* **WRITTEN REQUEST**
Look through the data below and return each line where "Μαρούσι" appears.

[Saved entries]
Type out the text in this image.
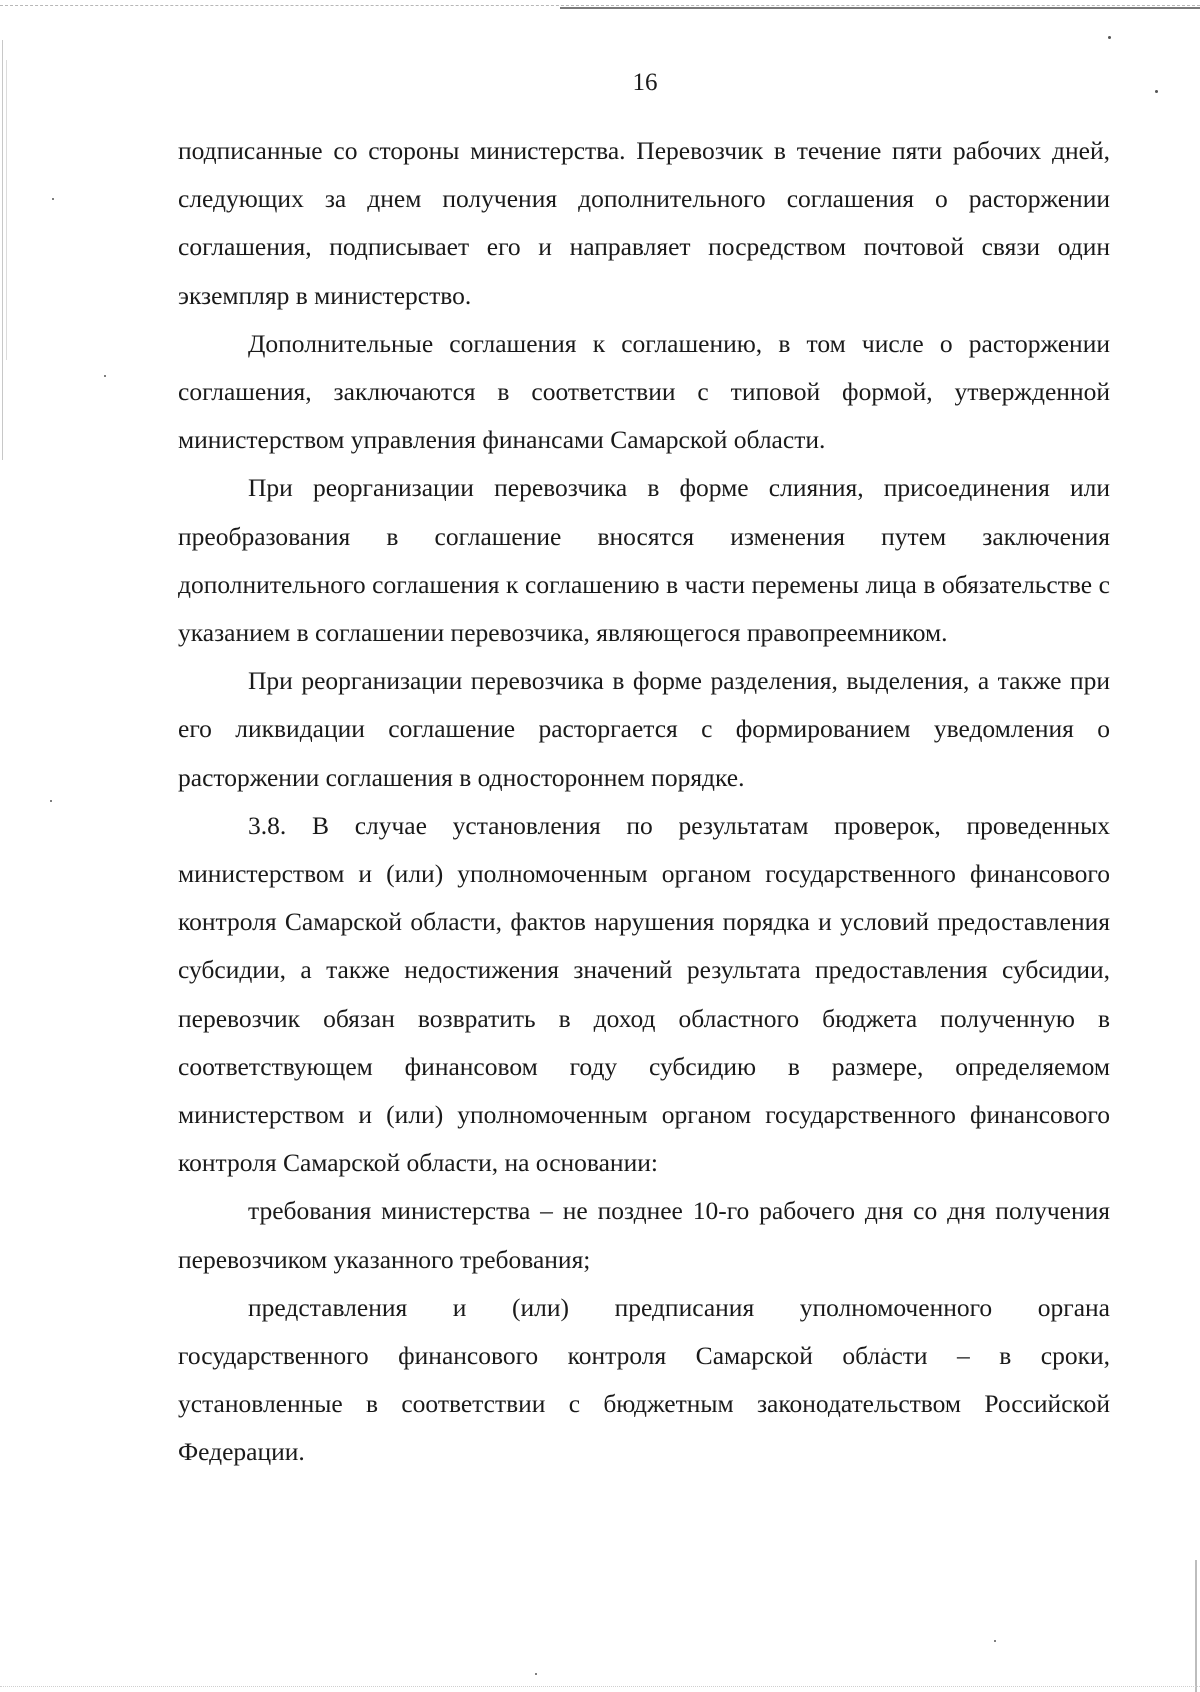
16

подписанные со стороны министерства. Перевозчик в течение пяти рабочих дней, следующих за днем получения дополнительного соглашения о расторжении соглашения, подписывает его и направляет посредством почтовой связи один экземпляр в министерство.

Дополнительные соглашения к соглашению, в том числе о расторжении соглашения, заключаются в соответствии с типовой формой, утвержденной министерством управления финансами Самарской области.

При реорганизации перевозчика в форме слияния, присоединения или преобразования в соглашение вносятся изменения путем заключения дополнительного соглашения к соглашению в части перемены лица в обязательстве с указанием в соглашении перевозчика, являющегося правопреемником.

При реорганизации перевозчика в форме разделения, выделения, а также при его ликвидации соглашение расторгается с формированием уведомления о расторжении соглашения в одностороннем порядке.

3.8. В случае установления по результатам проверок, проведенных министерством и (или) уполномоченным органом государственного финансового контроля Самарской области, фактов нарушения порядка и условий предоставления субсидии, а также недостижения значений результата предоставления субсидии, перевозчик обязан возвратить в доход областного бюджета полученную в соответствующем финансовом году субсидию в размере, определяемом министерством и (или) уполномоченным органом государственного финансового контроля Самарской области, на основании:

требования министерства – не позднее 10-го рабочего дня со дня получения перевозчиком указанного требования;

представления и (или) предписания уполномоченного органа государственного финансового контроля Самарской области – в сроки, установленные в соответствии с бюджетным законодательством Российской Федерации.
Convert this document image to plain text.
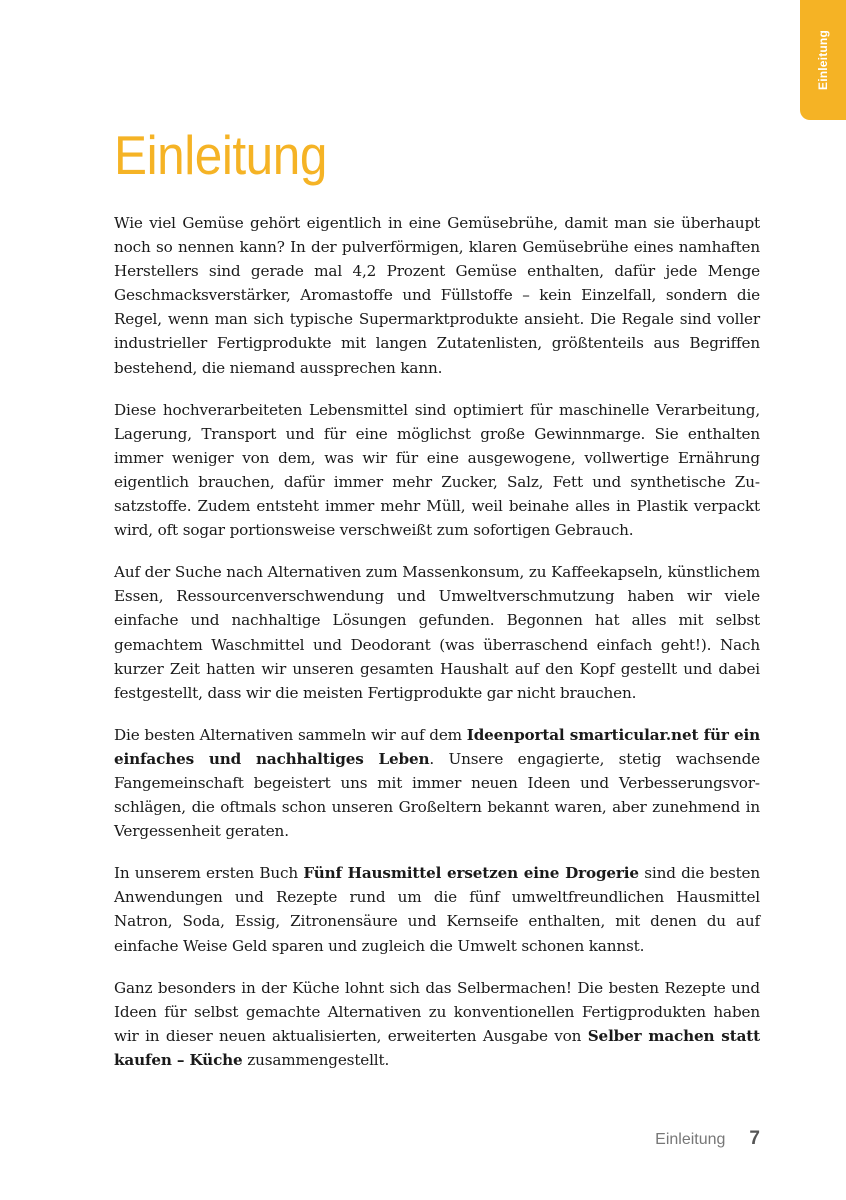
Einleitung
Einleitung

Wie viel Gemüse gehört eigentlich in eine Gemüsebrühe, damit man sie überhaupt noch so nennen kann? In der pulverförmigen, klaren Gemüsebrühe eines namhaften Herstellers sind gerade mal 4,2 Prozent Gemüse enthalten, dafür jede Menge Geschmacksverstärker, Aromastoffe und Füllstoffe – kein Einzelfall, sondern die Regel, wenn man sich typische Supermarktprodukte ansieht. Die Regale sind voller industrieller Fertigprodukte mit langen Zutatenlisten, größtenteils aus Begriffen bestehend, die niemand aussprechen kann.

Diese hochverarbeiteten Lebensmittel sind optimiert für maschinelle Verarbeitung, Lagerung, Transport und für eine möglichst große Gewinnmarge. Sie enthalten immer weniger von dem, was wir für eine ausgewogene, vollwertige Ernährung eigentlich brauchen, dafür immer mehr Zucker, Salz, Fett und synthetische Zusatzstoffe. Zudem entsteht immer mehr Müll, weil beinahe alles in Plastik verpackt wird, oft sogar portionsweise verschweißt zum sofortigen Gebrauch.

Auf der Suche nach Alternativen zum Massenkonsum, zu Kaffeekapseln, künstlichem Essen, Ressourcenverschwendung und Umweltverschmutzung haben wir viele einfache und nachhaltige Lösungen gefunden. Begonnen hat alles mit selbst gemachtem Waschmittel und Deodorant (was überraschend einfach geht!). Nach kurzer Zeit hatten wir unseren gesamten Haushalt auf den Kopf gestellt und dabei festgestellt, dass wir die meisten Fertigprodukte gar nicht brauchen.

Die besten Alternativen sammeln wir auf dem Ideenportal smarticular.net für ein einfaches und nachhaltiges Leben. Unsere engagierte, stetig wachsende Fangemeinschaft begeistert uns mit immer neuen Ideen und Verbesserungsvorschlägen, die oftmals schon unseren Großeltern bekannt waren, aber zunehmend in Vergessenheit geraten.

In unserem ersten Buch Fünf Hausmittel ersetzen eine Drogerie sind die besten Anwendungen und Rezepte rund um die fünf umweltfreundlichen Hausmittel Natron, Soda, Essig, Zitronensäure und Kernseife enthalten, mit denen du auf einfache Weise Geld sparen und zugleich die Umwelt schonen kannst.

Ganz besonders in der Küche lohnt sich das Selbermachen! Die besten Rezepte und Ideen für selbst gemachte Alternativen zu konventionellen Fertigprodukten haben wir in dieser neuen aktualisierten, erweiterten Ausgabe von Selber machen statt kaufen – Küche zusammengestellt.

Einleitung 7
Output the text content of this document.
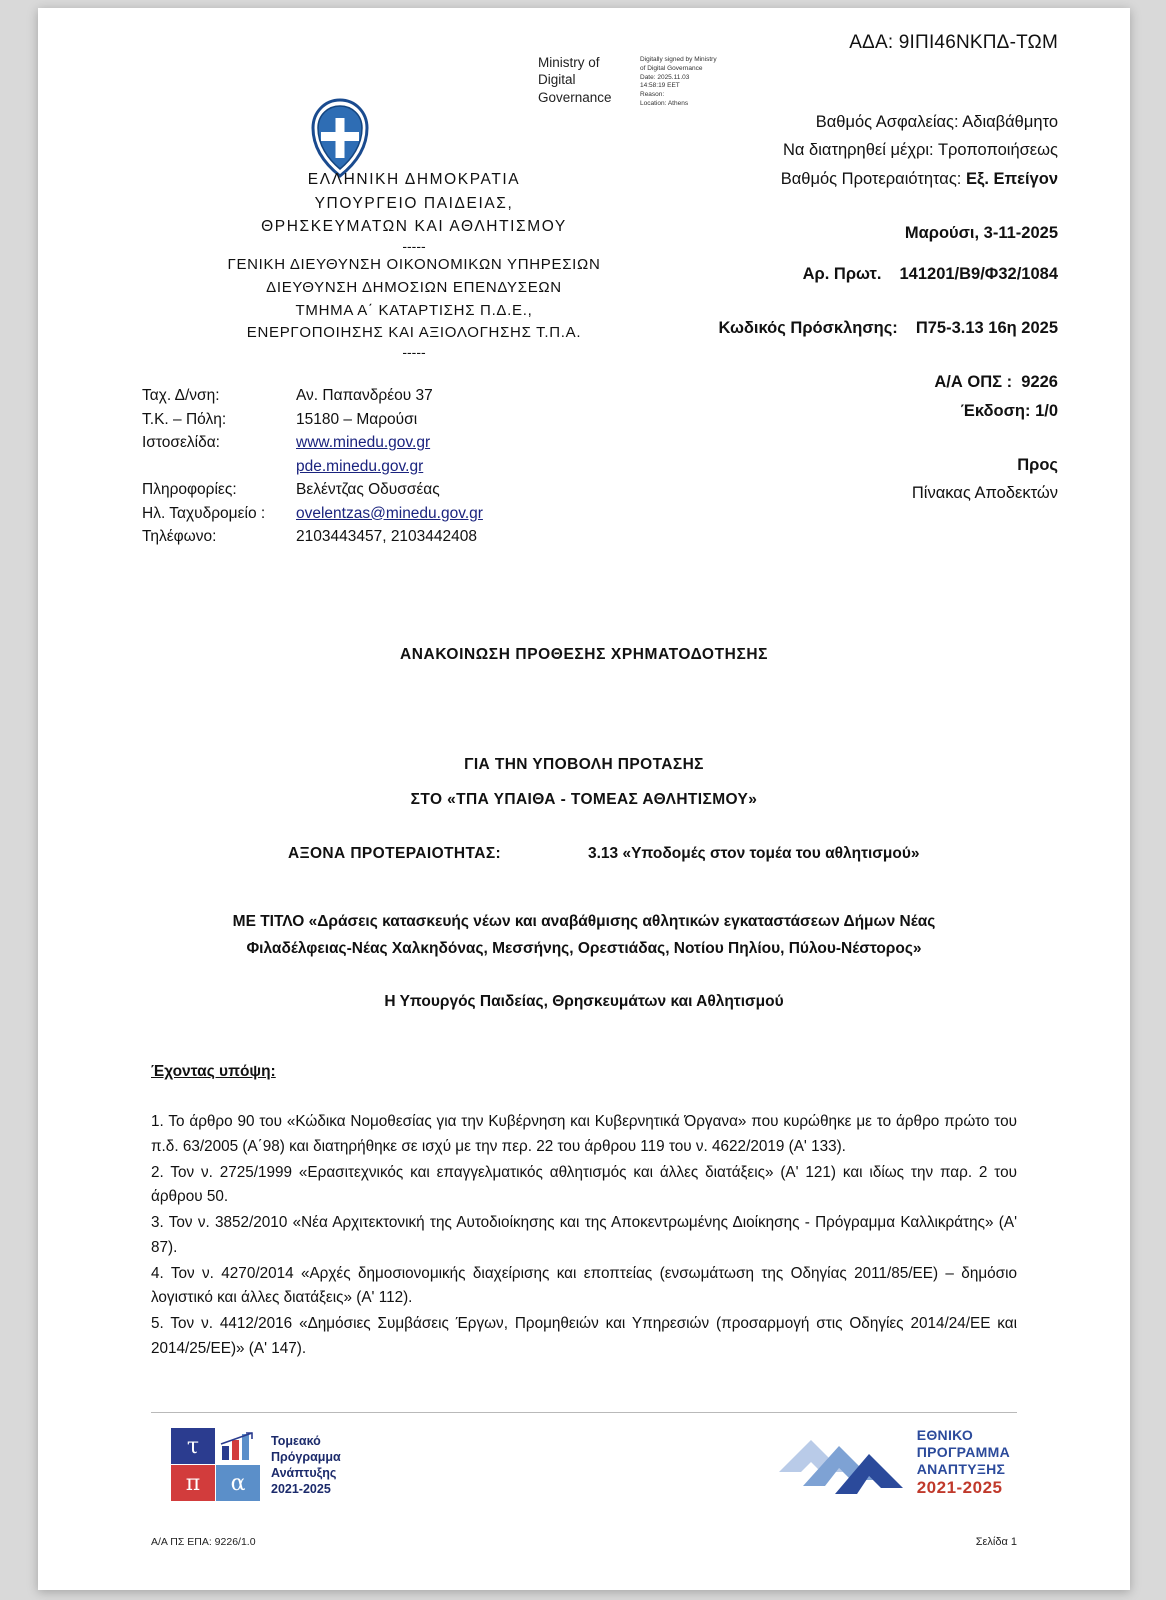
ΑΔΑ: 9ΙΠΙ46ΝΚΠΔ-ΤΩΜ
Ministry of
Digital
Governance
Digitally signed by Ministry
of Digital Governance
Date: 2025.11.03
14:58:19 EET
Reason:
Location: Athens
ΕΛΛΗΝΙΚΗ ΔΗΜΟΚΡΑΤΙΑ
ΥΠΟΥΡΓΕΙΟ ΠΑΙΔΕΙΑΣ,
ΘΡΗΣΚΕΥΜΑΤΩΝ ΚΑΙ ΑΘΛΗΤΙΣΜΟΥ
-----
ΓΕΝΙΚΗ ΔΙΕΥΘΥΝΣΗ ΟΙΚΟΝΟΜΙΚΩΝ ΥΠΗΡΕΣΙΩΝ
ΔΙΕΥΘΥΝΣΗ ΔΗΜΟΣΙΩΝ ΕΠΕΝΔΥΣΕΩΝ
ΤΜΗΜΑ Α΄ ΚΑΤΑΡΤΙΣΗΣ Π.Δ.Ε.,
ΕΝΕΡΓΟΠΟΙΗΣΗΣ ΚΑΙ ΑΞΙΟΛΟΓΗΣΗΣ Τ.Π.Α.
-----
Ταχ. Δ/νση:	Αν. Παπανδρέου 37
Τ.Κ. – Πόλη:	15180 – Μαρούσι
Ιστοσελίδα:	www.minedu.gov.gr
pde.minedu.gov.gr
Πληροφορίες:	Βελέντζας Οδυσσέας
Ηλ. Ταχυδρομείο :	ovelentzas@minedu.gov.gr
Τηλέφωνο:	2103443457, 2103442408
Βαθμός Ασφαλείας: Αδιαβάθμητο
Να διατηρηθεί μέχρι: Τροποποιήσεως
Βαθμός Προτεραιότητας: Εξ. Επείγον
Μαρούσι, 3-11-2025
Αρ. Πρωτ. 141201/Β9/Φ32/1084
Κωδικός Πρόσκλησης: Π75-3.13 16η 2025
Α/Α ΟΠΣ : 9226
Έκδοση: 1/0
Προς
Πίνακας Αποδεκτών
ΑΝΑΚΟΙΝΩΣΗ ΠΡΟΘΕΣΗΣ ΧΡΗΜΑΤΟΔΟΤΗΣΗΣ
ΓΙΑ ΤΗΝ ΥΠΟΒΟΛΗ ΠΡΟΤΑΣΗΣ
ΣΤΟ «ΤΠΑ ΥΠΑΙΘΑ - ΤΟΜΕΑΣ ΑΘΛΗΤΙΣΜΟΥ»
ΑΞΟΝΑ ΠΡΟΤΕΡΑΙΟΤΗΤΑΣ:	3.13 «Υποδομές στον τομέα του αθλητισμού»
ΜΕ ΤΙΤΛΟ «Δράσεις κατασκευής νέων και αναβάθμισης αθλητικών εγκαταστάσεων Δήμων Νέας
Φιλαδέλφειας-Νέας Χαλκηδόνας, Μεσσήνης, Ορεστιάδας, Νοτίου Πηλίου, Πύλου-Νέστορος»
Η Υπουργός Παιδείας, Θρησκευμάτων και Αθλητισμού
Έχοντας υπόψη:

1. Το άρθρο 90 του «Κώδικα Νομοθεσίας για την Κυβέρνηση και Κυβερνητικά Όργανα» που κυρώθηκε με το άρθρο πρώτο του π.δ. 63/2005 (Α΄98) και διατηρήθηκε σε ισχύ με την περ. 22 του άρθρου 119 του ν. 4622/2019 (Α' 133).

2. Τον ν. 2725/1999 «Ερασιτεχνικός και επαγγελματικός αθλητισμός και άλλες διατάξεις» (Α' 121) και ιδίως την παρ. 2 του άρθρου 50.

3. Τον ν. 3852/2010 «Νέα Αρχιτεκτονική της Αυτοδιοίκησης και της Αποκεντρωμένης Διοίκησης - Πρόγραμμα Καλλικράτης» (Α' 87).

4. Τον ν. 4270/2014 «Αρχές δημοσιονομικής διαχείρισης και εποπτείας (ενσωμάτωση της Οδηγίας 2011/85/ΕΕ) – δημόσιο λογιστικό και άλλες διατάξεις» (Α' 112).

5. Τον ν. 4412/2016 «Δημόσιες Συμβάσεις Έργων, Προμηθειών και Υπηρεσιών (προσαρμογή στις Οδηγίες 2014/24/ΕΕ και 2014/25/ΕΕ)» (Α' 147).

τ
π	α
Τομεακό
Πρόγραμμα
Ανάπτυξης
2021-2025
ΕΘΝΙΚΟ
ΠΡΟΓΡΑΜΜΑ
ΑΝΑΠΤΥΞΗΣ
2021-2025
Α/Α ΠΣ ΕΠΑ: 9226/1.0	Σελίδα 1
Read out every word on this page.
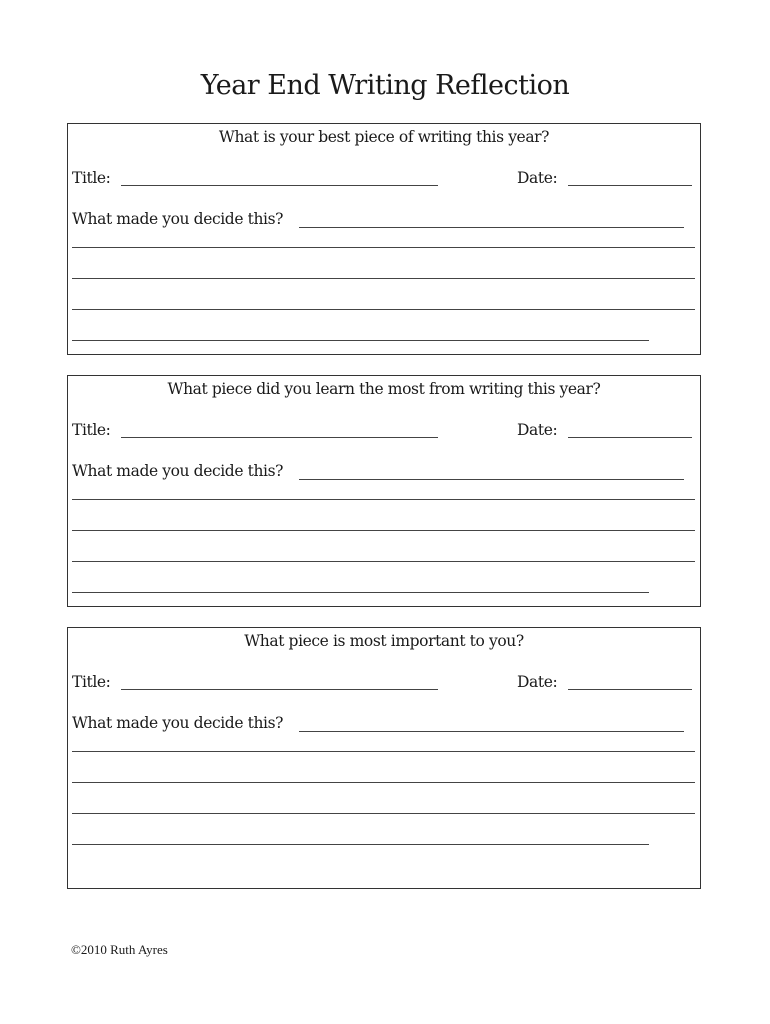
Year End Writing Reflection
What is your best piece of writing this year?
Title:	Date:
What made you decide this?
What piece did you learn the most from writing this year?
Title:	Date:
What made you decide this?
What piece is most important to you?
Title:	Date:
What made you decide this?
©2010 Ruth Ayres
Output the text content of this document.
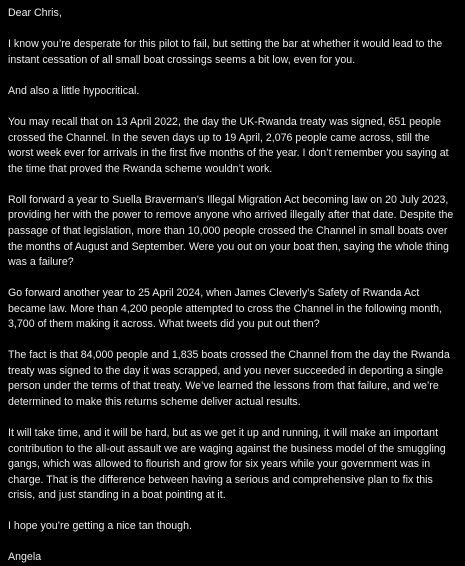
Dear Chris,
I know you’re desperate for this pilot to fail, but setting the bar at whether it would lead to the instant cessation of all small boat crossings seems a bit low, even for you.
And also a little hypocritical.
You may recall that on 13 April 2022, the day the UK-Rwanda treaty was signed, 651 people crossed the Channel. In the seven days up to 19 April, 2,076 people came across, still the worst week ever for arrivals in the first five months of the year. I don’t remember you saying at the time that proved the Rwanda scheme wouldn’t work.
Roll forward a year to Suella Braverman’s Illegal Migration Act becoming law on 20 July 2023, providing her with the power to remove anyone who arrived illegally after that date. Despite the passage of that legislation, more than 10,000 people crossed the Channel in small boats over the months of August and September. Were you out on your boat then, saying the whole thing was a failure?
Go forward another year to 25 April 2024, when James Cleverly’s Safety of Rwanda Act became law. More than 4,200 people attempted to cross the Channel in the following month, 3,700 of them making it across. What tweets did you put out then?
The fact is that 84,000 people and 1,835 boats crossed the Channel from the day the Rwanda treaty was signed to the day it was scrapped, and you never succeeded in deporting a single person under the terms of that treaty. We’ve learned the lessons from that failure, and we’re determined to make this returns scheme deliver actual results.
It will take time, and it will be hard, but as we get it up and running, it will make an important contribution to the all-out assault we are waging against the business model of the smuggling gangs, which was allowed to flourish and grow for six years while your government was in charge. That is the difference between having a serious and comprehensive plan to fix this crisis, and just standing in a boat pointing at it.
I hope you’re getting a nice tan though.
Angela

* **ANSWER TO THE TASK**
Τ.Κ. – Πόλη:	15180 – Μαρούσι
Μαρούσι, 3-11-2025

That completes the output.